Task prompt ▸
Check every line below for the word "values" and show those that hold it.

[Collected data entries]
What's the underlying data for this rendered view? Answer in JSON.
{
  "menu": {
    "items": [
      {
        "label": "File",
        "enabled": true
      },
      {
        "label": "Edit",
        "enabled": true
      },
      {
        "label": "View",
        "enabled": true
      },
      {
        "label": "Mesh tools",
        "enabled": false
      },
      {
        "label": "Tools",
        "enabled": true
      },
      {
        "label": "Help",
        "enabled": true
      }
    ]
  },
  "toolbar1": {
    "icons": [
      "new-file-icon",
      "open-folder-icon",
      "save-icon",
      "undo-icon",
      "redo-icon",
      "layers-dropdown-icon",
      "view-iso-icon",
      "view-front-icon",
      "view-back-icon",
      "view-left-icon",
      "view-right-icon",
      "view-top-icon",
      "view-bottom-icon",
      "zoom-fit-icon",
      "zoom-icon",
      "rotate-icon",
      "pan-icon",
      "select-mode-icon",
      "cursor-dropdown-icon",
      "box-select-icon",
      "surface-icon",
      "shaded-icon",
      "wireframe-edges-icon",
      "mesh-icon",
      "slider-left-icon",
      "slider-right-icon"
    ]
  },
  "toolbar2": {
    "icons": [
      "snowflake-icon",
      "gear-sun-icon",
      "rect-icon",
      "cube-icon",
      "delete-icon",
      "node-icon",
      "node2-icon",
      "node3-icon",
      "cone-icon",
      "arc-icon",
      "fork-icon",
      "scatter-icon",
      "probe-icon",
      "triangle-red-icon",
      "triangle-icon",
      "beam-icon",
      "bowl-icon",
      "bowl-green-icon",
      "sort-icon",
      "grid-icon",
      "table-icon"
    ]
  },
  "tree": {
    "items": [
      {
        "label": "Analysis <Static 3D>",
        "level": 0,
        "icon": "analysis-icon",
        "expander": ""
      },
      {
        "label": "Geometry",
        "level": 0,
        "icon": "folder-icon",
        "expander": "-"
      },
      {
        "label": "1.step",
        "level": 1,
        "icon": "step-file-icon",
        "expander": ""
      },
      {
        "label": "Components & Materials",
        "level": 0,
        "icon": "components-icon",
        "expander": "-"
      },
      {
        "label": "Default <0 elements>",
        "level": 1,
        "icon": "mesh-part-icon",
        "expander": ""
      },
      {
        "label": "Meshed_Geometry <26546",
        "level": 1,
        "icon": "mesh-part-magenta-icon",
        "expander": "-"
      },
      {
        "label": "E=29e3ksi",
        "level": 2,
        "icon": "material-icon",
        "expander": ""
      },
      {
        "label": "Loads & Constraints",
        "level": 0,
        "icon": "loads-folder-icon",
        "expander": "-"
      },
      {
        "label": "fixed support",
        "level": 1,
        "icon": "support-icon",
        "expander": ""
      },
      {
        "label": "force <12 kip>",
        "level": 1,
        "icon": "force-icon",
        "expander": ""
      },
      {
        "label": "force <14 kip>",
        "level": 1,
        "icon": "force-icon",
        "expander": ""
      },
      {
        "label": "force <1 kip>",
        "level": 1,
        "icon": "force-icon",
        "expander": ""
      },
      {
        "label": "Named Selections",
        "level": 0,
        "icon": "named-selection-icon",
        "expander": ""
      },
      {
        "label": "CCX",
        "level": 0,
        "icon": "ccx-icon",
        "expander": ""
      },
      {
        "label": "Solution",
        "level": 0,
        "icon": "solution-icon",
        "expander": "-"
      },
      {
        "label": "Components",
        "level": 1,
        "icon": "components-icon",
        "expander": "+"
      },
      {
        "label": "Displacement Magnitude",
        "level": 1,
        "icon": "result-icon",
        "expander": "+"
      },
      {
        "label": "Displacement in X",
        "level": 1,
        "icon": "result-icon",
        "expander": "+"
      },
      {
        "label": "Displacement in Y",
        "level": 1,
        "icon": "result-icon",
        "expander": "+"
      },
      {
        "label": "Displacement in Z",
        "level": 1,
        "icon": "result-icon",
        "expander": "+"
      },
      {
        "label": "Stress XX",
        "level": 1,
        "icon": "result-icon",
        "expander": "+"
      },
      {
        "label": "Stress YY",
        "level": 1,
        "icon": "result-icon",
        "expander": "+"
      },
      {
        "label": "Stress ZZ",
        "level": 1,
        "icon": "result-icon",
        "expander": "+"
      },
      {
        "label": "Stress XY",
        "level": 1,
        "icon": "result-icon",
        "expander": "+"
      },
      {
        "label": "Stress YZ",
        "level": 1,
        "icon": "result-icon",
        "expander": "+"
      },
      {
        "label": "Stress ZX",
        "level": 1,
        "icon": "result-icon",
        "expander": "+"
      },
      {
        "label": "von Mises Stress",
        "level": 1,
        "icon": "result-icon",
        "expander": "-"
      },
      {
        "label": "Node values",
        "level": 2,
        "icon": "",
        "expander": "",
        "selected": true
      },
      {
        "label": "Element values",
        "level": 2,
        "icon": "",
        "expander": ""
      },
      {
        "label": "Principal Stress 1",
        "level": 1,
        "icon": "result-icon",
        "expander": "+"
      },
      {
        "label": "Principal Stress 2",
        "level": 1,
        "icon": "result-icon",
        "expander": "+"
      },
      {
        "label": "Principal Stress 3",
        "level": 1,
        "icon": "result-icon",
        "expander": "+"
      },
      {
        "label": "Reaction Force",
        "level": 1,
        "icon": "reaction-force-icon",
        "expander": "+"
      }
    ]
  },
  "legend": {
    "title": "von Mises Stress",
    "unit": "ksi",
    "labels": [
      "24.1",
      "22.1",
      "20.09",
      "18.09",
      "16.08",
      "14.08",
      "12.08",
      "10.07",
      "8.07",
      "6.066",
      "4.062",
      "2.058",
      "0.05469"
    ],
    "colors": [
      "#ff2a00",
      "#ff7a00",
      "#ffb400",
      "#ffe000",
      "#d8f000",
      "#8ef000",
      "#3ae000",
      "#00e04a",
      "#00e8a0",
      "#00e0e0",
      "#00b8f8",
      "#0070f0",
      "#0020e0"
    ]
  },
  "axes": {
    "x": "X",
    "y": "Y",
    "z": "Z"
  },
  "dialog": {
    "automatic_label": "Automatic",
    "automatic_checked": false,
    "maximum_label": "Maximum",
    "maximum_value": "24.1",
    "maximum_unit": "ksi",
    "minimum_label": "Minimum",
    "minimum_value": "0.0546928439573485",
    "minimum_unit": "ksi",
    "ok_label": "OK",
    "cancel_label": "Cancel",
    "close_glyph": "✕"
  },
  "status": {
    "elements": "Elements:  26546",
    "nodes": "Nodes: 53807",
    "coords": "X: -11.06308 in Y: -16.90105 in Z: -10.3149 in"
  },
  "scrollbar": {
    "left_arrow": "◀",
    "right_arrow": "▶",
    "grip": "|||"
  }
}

Reply ▸
        "label": "Node values",
        "label": "Element values",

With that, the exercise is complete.